_Exercise brief:_
Hunt for the word "скорой" across the entries below, copying each line that holds it.

--*--

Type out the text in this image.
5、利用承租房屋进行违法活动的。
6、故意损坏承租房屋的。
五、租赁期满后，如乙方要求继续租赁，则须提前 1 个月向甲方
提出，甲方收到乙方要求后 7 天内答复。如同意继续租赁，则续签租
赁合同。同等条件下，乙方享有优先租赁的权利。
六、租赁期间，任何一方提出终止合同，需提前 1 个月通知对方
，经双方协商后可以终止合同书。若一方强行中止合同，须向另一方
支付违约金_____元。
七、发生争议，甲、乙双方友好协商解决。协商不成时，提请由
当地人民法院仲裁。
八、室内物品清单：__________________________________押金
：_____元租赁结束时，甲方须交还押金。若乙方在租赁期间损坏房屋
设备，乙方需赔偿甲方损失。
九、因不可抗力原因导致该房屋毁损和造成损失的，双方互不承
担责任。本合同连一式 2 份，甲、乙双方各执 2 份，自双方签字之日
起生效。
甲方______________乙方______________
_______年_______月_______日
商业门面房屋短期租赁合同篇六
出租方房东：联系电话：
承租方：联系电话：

--*--

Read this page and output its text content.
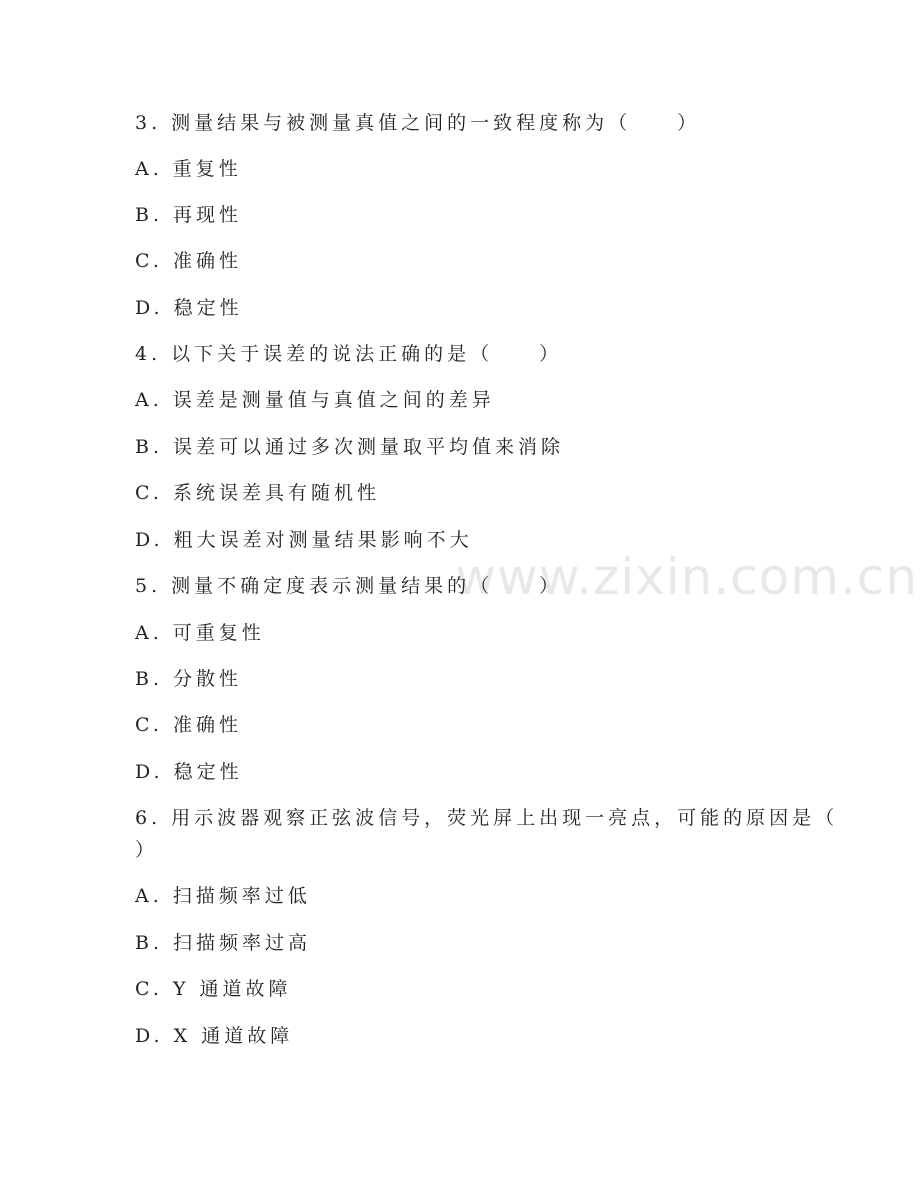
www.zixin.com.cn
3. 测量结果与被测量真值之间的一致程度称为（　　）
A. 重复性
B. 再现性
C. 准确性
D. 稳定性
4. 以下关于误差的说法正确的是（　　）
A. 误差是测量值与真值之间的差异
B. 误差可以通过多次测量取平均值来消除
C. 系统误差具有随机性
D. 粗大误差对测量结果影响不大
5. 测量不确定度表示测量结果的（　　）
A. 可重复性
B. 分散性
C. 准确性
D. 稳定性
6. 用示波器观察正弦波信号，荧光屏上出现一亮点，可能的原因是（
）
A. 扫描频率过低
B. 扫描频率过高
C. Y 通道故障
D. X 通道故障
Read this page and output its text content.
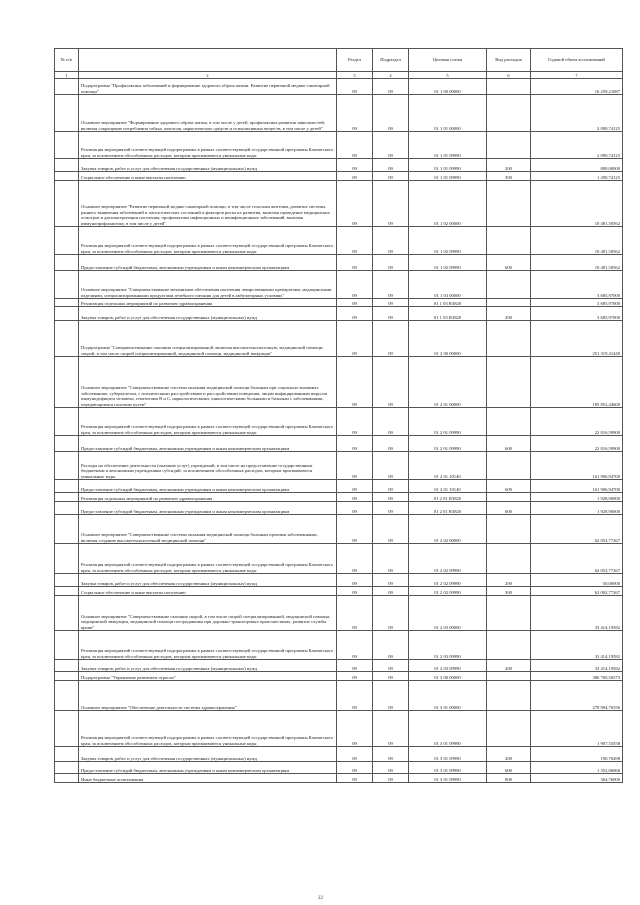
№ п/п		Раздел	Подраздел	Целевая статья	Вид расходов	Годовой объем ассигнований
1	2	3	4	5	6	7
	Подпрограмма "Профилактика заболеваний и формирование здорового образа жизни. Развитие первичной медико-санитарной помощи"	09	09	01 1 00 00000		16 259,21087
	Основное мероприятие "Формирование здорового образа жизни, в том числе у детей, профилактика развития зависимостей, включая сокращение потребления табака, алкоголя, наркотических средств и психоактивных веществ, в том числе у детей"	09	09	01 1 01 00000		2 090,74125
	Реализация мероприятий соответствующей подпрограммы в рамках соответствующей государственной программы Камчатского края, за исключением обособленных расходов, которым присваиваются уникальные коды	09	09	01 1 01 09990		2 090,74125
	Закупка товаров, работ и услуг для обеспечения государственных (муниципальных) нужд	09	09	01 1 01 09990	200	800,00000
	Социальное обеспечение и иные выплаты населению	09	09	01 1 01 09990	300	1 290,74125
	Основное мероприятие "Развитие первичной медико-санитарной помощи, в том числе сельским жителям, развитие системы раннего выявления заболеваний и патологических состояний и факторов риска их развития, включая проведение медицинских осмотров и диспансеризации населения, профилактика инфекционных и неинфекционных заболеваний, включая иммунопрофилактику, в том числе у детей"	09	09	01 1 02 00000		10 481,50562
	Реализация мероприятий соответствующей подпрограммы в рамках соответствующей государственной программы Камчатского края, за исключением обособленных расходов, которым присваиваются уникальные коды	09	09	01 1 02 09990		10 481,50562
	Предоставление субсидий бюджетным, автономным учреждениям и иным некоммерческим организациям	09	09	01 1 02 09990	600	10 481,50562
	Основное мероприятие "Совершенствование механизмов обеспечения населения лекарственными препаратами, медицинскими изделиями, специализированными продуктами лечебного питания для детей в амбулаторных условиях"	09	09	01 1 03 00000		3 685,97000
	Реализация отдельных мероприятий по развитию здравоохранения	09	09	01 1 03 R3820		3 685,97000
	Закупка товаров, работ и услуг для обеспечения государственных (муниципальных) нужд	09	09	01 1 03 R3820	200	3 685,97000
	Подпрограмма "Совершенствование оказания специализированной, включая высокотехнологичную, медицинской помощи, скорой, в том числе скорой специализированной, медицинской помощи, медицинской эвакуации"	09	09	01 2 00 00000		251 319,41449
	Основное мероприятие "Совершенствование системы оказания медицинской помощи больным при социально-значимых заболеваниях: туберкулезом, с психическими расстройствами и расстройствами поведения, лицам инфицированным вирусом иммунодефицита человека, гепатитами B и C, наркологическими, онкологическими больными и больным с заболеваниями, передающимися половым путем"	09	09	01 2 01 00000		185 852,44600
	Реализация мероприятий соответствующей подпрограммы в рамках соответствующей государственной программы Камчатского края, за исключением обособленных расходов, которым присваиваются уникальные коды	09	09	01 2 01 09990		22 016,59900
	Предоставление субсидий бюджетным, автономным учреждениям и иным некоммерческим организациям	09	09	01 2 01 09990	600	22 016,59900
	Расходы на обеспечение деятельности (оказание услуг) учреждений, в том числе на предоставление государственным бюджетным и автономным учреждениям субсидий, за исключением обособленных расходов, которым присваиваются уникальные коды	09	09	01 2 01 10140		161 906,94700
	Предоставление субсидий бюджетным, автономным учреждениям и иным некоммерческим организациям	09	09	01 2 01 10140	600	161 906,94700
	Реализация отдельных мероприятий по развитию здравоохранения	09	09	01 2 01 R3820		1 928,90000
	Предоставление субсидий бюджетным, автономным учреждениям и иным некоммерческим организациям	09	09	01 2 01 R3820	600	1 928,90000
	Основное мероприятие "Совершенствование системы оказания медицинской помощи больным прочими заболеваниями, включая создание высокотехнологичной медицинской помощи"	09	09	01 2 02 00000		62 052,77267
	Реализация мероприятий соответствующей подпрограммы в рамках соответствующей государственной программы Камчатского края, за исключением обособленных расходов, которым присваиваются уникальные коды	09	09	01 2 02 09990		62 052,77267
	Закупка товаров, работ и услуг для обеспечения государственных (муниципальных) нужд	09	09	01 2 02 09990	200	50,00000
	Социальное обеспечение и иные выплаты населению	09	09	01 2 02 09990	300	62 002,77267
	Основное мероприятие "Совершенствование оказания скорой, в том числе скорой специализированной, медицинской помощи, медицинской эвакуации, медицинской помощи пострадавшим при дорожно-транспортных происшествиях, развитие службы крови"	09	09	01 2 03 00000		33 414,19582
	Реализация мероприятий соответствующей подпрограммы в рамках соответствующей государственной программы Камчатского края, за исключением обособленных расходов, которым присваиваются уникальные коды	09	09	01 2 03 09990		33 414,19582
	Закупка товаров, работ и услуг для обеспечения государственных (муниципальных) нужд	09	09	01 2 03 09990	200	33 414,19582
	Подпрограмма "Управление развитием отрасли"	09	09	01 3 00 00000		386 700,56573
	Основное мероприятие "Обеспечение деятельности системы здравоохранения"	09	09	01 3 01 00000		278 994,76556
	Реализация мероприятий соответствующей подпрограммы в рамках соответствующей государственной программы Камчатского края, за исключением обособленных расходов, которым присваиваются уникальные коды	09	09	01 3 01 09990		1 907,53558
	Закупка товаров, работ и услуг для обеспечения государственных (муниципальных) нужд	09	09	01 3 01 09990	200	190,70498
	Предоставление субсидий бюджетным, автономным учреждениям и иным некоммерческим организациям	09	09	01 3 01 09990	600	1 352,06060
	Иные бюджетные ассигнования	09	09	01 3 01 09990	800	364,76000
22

--*--

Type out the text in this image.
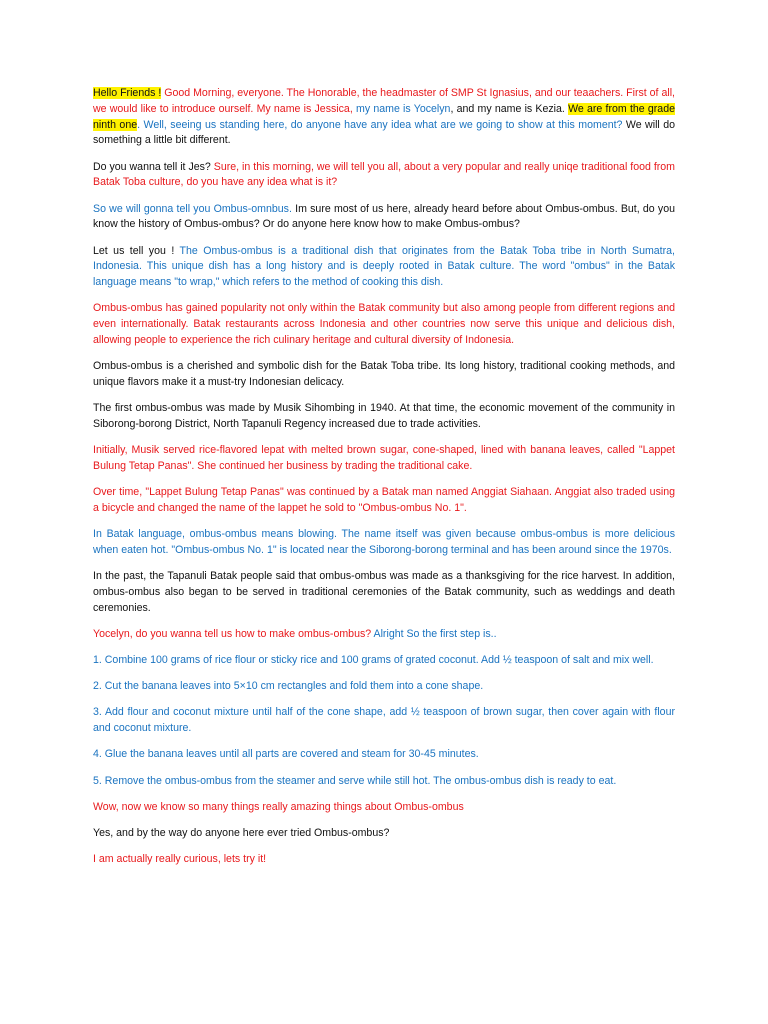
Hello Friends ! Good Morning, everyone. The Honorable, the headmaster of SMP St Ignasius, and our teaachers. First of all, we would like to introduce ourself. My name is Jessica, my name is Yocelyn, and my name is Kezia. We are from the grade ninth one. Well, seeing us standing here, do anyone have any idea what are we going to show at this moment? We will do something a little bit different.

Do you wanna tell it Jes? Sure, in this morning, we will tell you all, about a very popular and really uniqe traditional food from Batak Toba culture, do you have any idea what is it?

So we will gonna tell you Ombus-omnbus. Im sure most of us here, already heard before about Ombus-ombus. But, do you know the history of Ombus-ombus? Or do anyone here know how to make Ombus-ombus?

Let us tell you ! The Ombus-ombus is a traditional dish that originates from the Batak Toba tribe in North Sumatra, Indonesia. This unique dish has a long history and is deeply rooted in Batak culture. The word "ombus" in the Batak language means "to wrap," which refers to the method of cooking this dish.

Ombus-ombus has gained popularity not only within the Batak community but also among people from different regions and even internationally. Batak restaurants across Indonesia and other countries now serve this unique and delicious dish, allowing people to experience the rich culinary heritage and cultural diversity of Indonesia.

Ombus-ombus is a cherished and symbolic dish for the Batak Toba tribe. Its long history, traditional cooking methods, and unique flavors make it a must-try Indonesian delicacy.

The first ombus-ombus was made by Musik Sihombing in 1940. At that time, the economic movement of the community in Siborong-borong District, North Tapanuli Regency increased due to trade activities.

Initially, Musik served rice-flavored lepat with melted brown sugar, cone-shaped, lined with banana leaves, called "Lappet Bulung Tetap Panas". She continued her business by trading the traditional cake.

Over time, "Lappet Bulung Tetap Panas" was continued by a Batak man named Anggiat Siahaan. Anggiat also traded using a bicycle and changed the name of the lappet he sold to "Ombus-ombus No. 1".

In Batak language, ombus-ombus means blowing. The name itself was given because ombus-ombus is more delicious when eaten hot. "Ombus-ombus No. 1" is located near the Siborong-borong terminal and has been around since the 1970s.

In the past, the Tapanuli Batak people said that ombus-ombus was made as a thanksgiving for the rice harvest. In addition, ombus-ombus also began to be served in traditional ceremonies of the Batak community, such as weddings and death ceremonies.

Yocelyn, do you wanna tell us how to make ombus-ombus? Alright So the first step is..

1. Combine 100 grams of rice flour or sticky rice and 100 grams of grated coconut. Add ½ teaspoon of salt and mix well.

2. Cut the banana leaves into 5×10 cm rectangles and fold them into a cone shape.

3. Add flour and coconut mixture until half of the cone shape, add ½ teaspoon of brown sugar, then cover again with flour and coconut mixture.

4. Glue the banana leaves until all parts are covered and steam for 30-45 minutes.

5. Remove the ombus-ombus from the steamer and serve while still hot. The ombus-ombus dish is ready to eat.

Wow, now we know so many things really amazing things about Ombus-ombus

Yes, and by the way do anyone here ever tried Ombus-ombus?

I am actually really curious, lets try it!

--*--

_Worked answer:_
	Подпрограмма "Совершенствование оказания специализированной, включая высокотехнологичную, медицинской помощи, скорой, в том числе скорой специализированной, медицинской помощи, медицинской эвакуации"	09	09	01 2 00 00000		251 319,41449
	Основное мероприятие "Совершенствование оказания скорой, в том числе скорой специализированной, медицинской помощи, медицинской эвакуации, медицинской помощи пострадавшим при дорожно-транспортных происшествиях, развитие службы крови"	09	09	01 2 03 00000		33 414,19582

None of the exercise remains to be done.